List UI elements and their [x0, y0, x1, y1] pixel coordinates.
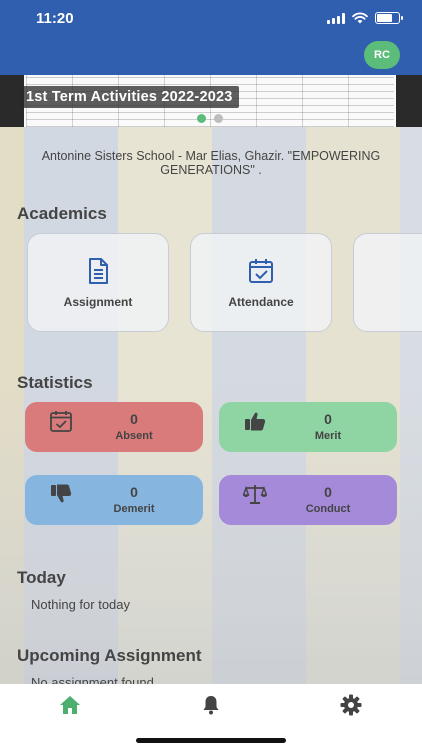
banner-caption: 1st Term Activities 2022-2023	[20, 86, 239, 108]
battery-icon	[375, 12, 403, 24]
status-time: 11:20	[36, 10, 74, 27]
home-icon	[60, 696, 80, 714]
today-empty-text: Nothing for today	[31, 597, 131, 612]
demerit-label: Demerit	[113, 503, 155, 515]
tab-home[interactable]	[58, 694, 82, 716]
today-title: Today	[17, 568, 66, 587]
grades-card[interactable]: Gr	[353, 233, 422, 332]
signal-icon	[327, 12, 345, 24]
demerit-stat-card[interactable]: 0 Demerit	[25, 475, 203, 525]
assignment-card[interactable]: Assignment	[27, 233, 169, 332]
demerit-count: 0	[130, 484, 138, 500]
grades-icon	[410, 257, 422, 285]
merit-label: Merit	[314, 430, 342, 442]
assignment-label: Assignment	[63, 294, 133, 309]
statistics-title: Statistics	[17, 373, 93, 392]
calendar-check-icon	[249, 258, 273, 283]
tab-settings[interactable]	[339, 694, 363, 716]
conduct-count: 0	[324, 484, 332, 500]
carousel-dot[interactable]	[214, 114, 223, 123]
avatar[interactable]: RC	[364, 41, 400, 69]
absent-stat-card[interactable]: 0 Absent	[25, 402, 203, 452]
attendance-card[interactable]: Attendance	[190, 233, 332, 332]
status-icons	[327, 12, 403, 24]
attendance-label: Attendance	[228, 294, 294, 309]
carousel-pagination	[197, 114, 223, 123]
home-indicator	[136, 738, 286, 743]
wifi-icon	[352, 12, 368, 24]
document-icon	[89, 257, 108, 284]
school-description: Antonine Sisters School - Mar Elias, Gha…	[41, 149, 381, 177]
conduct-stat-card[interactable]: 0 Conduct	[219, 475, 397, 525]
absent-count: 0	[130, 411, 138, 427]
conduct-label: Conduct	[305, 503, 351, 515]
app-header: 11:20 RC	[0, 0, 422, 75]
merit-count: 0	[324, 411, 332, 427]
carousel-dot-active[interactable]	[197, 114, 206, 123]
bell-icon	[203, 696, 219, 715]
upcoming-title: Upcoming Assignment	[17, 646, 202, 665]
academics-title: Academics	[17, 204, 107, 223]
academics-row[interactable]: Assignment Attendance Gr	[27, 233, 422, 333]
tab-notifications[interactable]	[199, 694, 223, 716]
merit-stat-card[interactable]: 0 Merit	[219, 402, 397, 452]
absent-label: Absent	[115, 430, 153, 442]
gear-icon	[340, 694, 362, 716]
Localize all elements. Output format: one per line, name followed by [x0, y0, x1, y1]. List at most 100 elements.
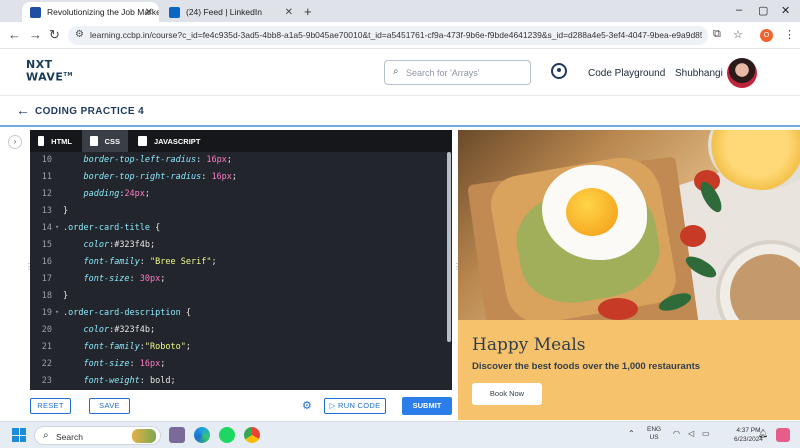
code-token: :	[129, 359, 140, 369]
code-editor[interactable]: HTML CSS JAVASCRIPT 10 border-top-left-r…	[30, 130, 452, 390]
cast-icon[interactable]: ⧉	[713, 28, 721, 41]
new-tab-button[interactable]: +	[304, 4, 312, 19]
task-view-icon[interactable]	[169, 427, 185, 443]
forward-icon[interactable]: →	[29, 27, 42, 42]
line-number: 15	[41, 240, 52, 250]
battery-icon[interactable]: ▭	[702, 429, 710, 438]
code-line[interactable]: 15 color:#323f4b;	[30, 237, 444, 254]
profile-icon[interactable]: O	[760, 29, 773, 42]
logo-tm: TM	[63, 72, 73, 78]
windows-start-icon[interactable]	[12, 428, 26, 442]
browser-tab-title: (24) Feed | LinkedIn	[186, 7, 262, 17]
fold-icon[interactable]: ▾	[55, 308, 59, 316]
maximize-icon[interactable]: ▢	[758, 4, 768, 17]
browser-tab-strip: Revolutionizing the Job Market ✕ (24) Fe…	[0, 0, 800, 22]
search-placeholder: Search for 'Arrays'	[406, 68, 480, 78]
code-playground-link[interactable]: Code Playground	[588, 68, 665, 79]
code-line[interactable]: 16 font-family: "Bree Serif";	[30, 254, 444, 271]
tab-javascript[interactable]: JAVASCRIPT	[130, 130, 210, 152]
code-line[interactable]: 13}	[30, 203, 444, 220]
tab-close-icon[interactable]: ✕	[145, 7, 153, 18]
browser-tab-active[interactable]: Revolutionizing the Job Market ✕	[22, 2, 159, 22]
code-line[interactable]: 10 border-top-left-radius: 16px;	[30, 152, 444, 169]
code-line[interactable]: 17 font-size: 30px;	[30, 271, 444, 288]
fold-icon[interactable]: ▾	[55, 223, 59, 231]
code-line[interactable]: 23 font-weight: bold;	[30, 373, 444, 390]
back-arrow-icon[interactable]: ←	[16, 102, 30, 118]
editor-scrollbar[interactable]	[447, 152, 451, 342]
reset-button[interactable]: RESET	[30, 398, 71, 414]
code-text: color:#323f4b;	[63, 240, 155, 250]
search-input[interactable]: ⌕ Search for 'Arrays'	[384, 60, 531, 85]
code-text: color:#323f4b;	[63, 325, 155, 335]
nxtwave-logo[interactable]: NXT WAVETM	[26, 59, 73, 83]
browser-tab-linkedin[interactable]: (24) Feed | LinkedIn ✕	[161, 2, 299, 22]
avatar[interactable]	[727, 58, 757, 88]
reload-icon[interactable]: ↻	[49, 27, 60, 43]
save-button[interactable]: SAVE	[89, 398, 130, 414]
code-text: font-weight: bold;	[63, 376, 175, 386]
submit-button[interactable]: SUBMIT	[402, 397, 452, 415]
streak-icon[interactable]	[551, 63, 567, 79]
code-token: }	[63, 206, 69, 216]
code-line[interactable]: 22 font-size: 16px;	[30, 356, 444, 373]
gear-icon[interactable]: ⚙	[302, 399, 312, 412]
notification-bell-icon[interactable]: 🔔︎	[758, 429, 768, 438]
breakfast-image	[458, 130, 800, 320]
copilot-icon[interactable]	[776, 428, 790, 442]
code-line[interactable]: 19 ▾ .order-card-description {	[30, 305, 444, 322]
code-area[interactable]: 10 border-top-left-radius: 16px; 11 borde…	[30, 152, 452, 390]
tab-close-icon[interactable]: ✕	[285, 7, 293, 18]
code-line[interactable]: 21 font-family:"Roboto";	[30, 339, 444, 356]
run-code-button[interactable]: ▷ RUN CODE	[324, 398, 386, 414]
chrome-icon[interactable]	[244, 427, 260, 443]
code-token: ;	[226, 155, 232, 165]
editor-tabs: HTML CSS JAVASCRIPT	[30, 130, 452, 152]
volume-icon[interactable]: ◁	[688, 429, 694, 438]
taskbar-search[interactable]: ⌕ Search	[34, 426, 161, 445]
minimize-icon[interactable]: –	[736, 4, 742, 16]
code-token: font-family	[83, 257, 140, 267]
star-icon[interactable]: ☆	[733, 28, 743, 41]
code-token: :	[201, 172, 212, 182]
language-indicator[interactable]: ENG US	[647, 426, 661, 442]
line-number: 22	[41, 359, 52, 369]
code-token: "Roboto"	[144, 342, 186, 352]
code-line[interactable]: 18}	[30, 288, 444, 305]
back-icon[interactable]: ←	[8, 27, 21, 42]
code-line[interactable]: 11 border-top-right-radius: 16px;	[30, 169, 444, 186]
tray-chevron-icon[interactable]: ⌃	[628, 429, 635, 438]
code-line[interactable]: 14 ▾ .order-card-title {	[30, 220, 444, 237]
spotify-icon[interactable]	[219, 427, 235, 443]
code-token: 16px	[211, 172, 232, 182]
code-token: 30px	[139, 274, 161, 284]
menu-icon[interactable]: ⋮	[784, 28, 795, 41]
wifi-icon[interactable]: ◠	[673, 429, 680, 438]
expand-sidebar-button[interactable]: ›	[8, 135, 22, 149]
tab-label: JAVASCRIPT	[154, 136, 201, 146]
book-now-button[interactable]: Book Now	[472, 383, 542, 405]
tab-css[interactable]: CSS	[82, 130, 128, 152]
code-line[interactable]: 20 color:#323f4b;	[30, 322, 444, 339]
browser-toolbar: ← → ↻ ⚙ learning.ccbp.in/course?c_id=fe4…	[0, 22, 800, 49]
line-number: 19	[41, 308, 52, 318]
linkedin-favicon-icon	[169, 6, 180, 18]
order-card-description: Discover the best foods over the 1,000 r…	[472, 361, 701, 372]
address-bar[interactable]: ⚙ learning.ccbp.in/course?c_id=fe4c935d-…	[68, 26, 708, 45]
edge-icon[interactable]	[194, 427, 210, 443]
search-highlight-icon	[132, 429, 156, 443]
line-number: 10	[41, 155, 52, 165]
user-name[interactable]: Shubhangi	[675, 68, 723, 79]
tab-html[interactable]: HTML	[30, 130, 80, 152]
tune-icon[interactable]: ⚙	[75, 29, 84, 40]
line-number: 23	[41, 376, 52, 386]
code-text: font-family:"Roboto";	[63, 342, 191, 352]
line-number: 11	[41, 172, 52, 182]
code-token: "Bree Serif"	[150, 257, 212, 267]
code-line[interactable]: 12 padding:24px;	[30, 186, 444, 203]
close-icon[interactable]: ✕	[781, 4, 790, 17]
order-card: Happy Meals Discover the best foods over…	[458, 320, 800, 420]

* * *

-- What to produce --
Rewrite the rows starting with the one containing "359, 140, 369]" and going on through the one containing "search-placeholder: Search for", replacing "Feed" with "Network" and keeping everything else the same.

-- Full output --
code-token: :	[129, 359, 140, 369]
code-editor[interactable]: HTML CSS JAVASCRIPT 10 border-top-left-r…	[30, 130, 452, 390]
cast-icon[interactable]: ⧉	[713, 28, 721, 41]
new-tab-button[interactable]: +	[304, 4, 312, 19]
task-view-icon[interactable]	[169, 427, 185, 443]
forward-icon[interactable]: →	[29, 27, 42, 42]
line-number: 15	[41, 240, 52, 250]
battery-icon[interactable]: ▭	[702, 429, 710, 438]
code-line[interactable]: 15 color:#323f4b;	[30, 237, 444, 254]
profile-icon[interactable]: O	[760, 29, 773, 42]
logo-tm: TM	[63, 72, 73, 78]
windows-start-icon[interactable]	[12, 428, 26, 442]
browser-tab-title: (24) Network | LinkedIn	[186, 7, 262, 17]
fold-icon[interactable]: ▾	[55, 308, 59, 316]
maximize-icon[interactable]: ▢	[758, 4, 768, 17]
browser-tab-strip: Revolutionizing the Job Market ✕ (24) Fe…	[0, 0, 800, 22]
search-placeholder: Search for 'Arrays'	[406, 68, 480, 78]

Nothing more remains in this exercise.